▸ **Task objective**
Set down each line of the data below exactly as it stands, dropping the pictures.

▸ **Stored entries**

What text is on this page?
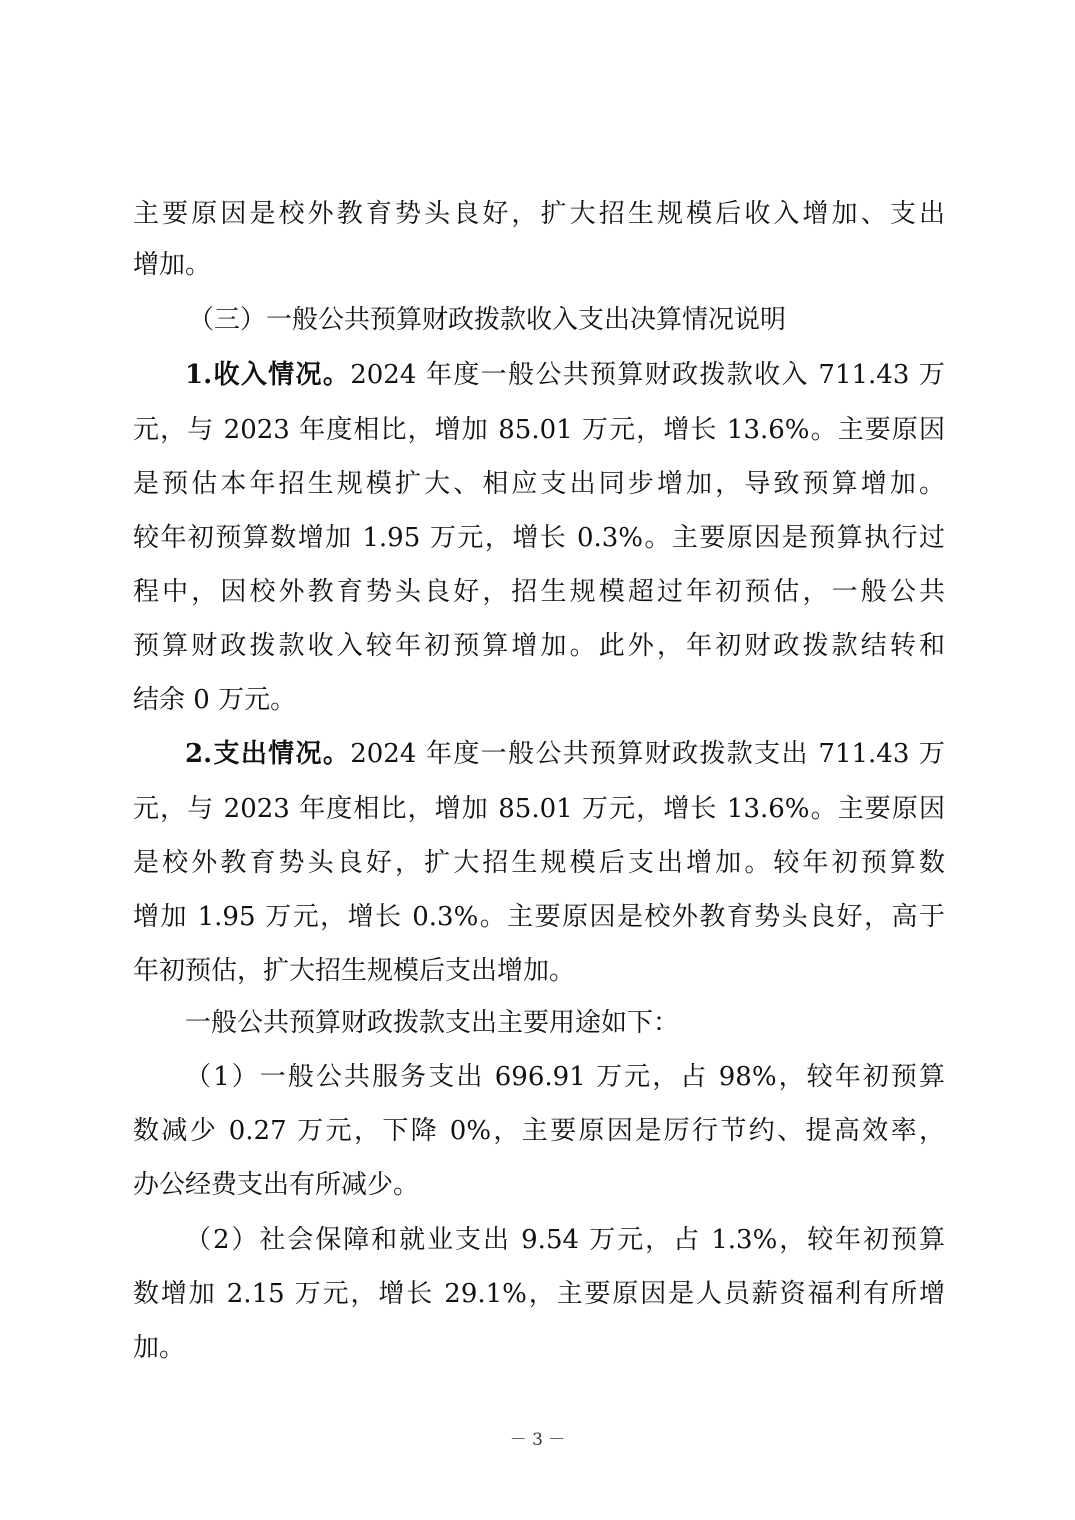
主要原因是校外教育势头良好，扩大招生规模后收入增加、支出
增加。
（三）一般公共预算财政拨款收入支出决算情况说明
1.收入情况。2024 年度一般公共预算财政拨款收入 711.43 万
元，与 2023 年度相比，增加 85.01 万元，增长 13.6%。主要原因
是预估本年招生规模扩大、相应支出同步增加，导致预算增加。
较年初预算数增加 1.95 万元，增长 0.3%。主要原因是预算执行过
程中，因校外教育势头良好，招生规模超过年初预估，一般公共
预算财政拨款收入较年初预算增加。此外，年初财政拨款结转和
结余 0 万元。
2.支出情况。2024 年度一般公共预算财政拨款支出 711.43 万
元，与 2023 年度相比，增加 85.01 万元，增长 13.6%。主要原因
是校外教育势头良好，扩大招生规模后支出增加。较年初预算数
增加 1.95 万元，增长 0.3%。主要原因是校外教育势头良好，高于
年初预估，扩大招生规模后支出增加。
一般公共预算财政拨款支出主要用途如下：
（1）一般公共服务支出 696.91 万元，占 98%，较年初预算
数减少 0.27 万元，下降 0%，主要原因是厉行节约、提高效率，
办公经费支出有所减少。
（2）社会保障和就业支出 9.54 万元，占 1.3%，较年初预算
数增加 2.15 万元，增长 29.1%，主要原因是人员薪资福利有所增
加。
－ 3 －
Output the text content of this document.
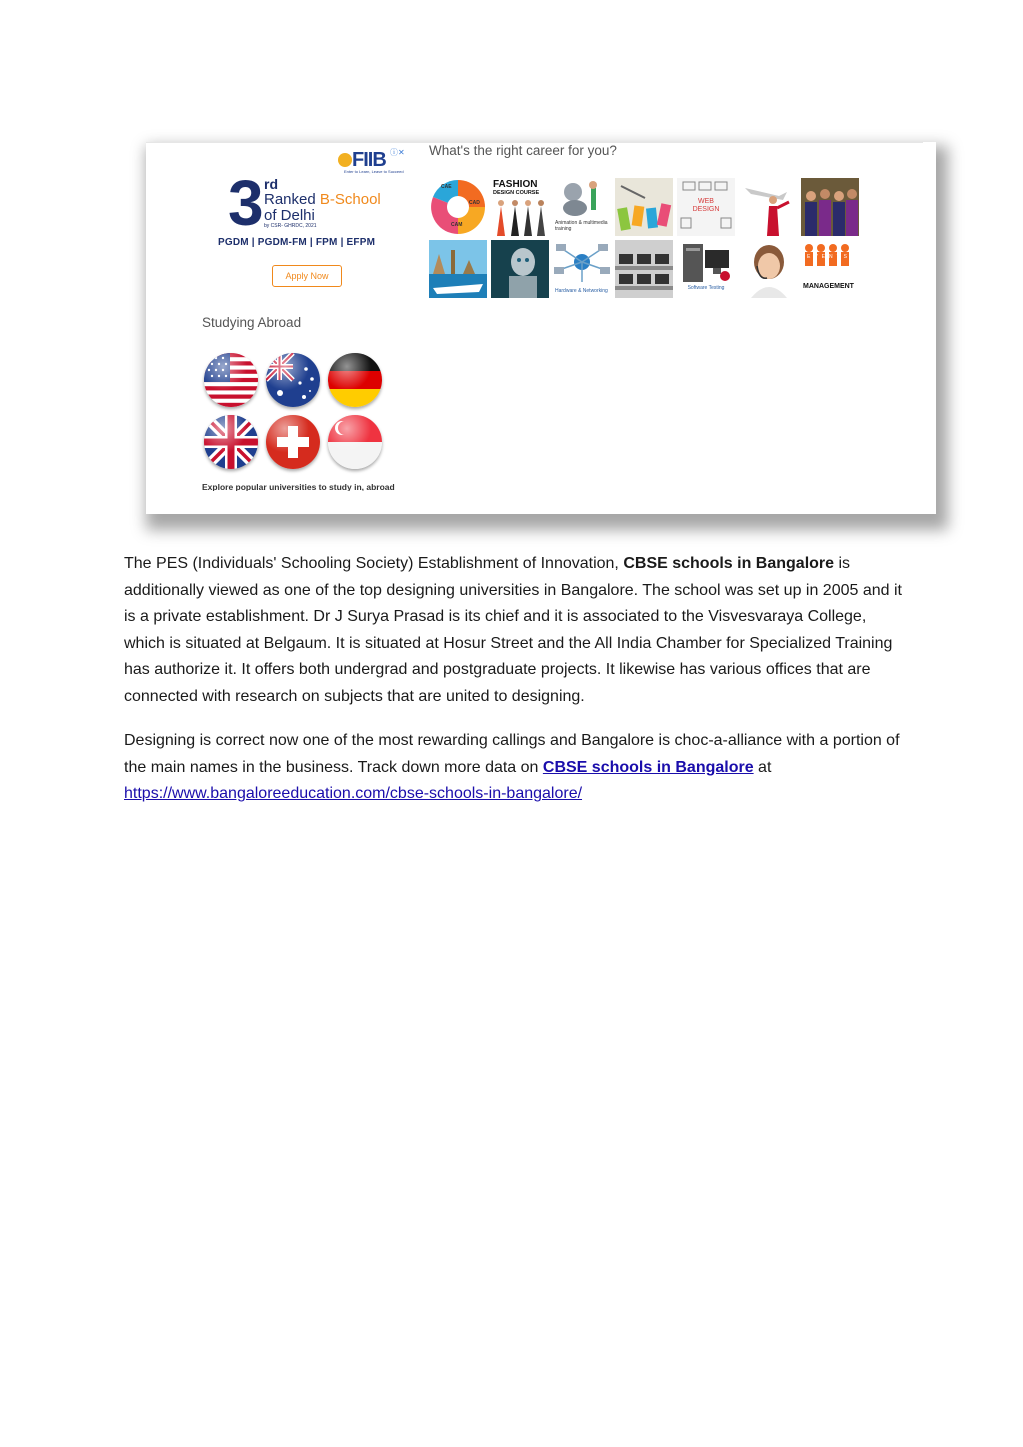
FIIB ⓘ✕
Enter to Learn, Leave to Succeed
3 rd
Ranked B-School
of Delhi
by CSR- GHRDC, 2021
PGDM | PGDM-FM | FPM | EFPM
Apply Now
Studying Abroad
Explore popular universities to study in, abroad
What's the right career for you?
CAE
CAD
CAM
FASHION
DESIGN COURSE
Animation & multimedia training
WEB DESIGN
Hardware & Networking	Software Testing
EVENTS
MANAGEMENT

The PES (Individuals' Schooling Society) Establishment of Innovation, CBSE schools in Bangalore is additionally viewed as one of the top designing universities in Bangalore. The school was set up in 2005 and it is a private establishment. Dr J Surya Prasad is its chief and it is associated to the Visvesvaraya College, which is situated at Belgaum. It is situated at Hosur Street and the All India Chamber for Specialized Training has authorize it. It offers both undergrad and postgraduate projects. It likewise has various offices that are connected with research on subjects that are united to designing.

Designing is correct now one of the most rewarding callings and Bangalore is choc-a-alliance with a portion of the main names in the business. Track down more data on CBSE schools in Bangalore at
https://www.bangaloreeducation.com/cbse-schools-in-bangalore/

▸ **Response**
What text is on this page?
主要原因是校外教育势头良好，扩大招生规模后收入增加、支出
增加。
（三）一般公共预算财政拨款收入支出决算情况说明
1.收入情况。2024 年度一般公共预算财政拨款收入 711.43 万
元，与 2023 年度相比，增加 85.01 万元，增长 13.6%。主要原因
是预估本年招生规模扩大、相应支出同步增加，导致预算增加。
较年初预算数增加 1.95 万元，增长 0.3%。主要原因是预算执行过
程中，因校外教育势头良好，招生规模超过年初预估，一般公共
预算财政拨款收入较年初预算增加。此外，年初财政拨款结转和
结余 0 万元。
2.支出情况。2024 年度一般公共预算财政拨款支出 711.43 万
元，与 2023 年度相比，增加 85.01 万元，增长 13.6%。主要原因
是校外教育势头良好，扩大招生规模后支出增加。较年初预算数
增加 1.95 万元，增长 0.3%。主要原因是校外教育势头良好，高于
年初预估，扩大招生规模后支出增加。
一般公共预算财政拨款支出主要用途如下：
（1）一般公共服务支出 696.91 万元，占 98%，较年初预算
数减少 0.27 万元，下降 0%，主要原因是厉行节约、提高效率，
办公经费支出有所减少。
（2）社会保障和就业支出 9.54 万元，占 1.3%，较年初预算
数增加 2.15 万元，增长 29.1%，主要原因是人员薪资福利有所增
加。
－ 3 －
Output the text content of this document.
FIIB ⓘ✕
Enter to Learn, Leave to Succeed
3 rd
Ranked B-School
of Delhi
by CSR- GHRDC, 2021
PGDM | PGDM-FM | FPM | EFPM
Apply Now
Studying Abroad
Explore popular universities to study in, abroad
What's the right career for you?
CAE
CAD
CAM
FASHION
DESIGN COURSE
Animation & multimedia training
WEB DESIGN
Hardware & Networking	Software Testing
EVENTS
MANAGEMENT

The PES (Individuals' Schooling Society) Establishment of Innovation, CBSE schools in Bangalore is additionally viewed as one of the top designing universities in Bangalore. The school was set up in 2005 and it is a private establishment. Dr J Surya Prasad is its chief and it is associated to the Visvesvaraya College, which is situated at Belgaum. It is situated at Hosur Street and the All India Chamber for Specialized Training has authorize it. It offers both undergrad and postgraduate projects. It likewise has various offices that are connected with research on subjects that are united to designing.

Designing is correct now one of the most rewarding callings and Bangalore is choc-a-alliance with a portion of the main names in the business. Track down more data on CBSE schools in Bangalore at
https://www.bangaloreeducation.com/cbse-schools-in-bangalore/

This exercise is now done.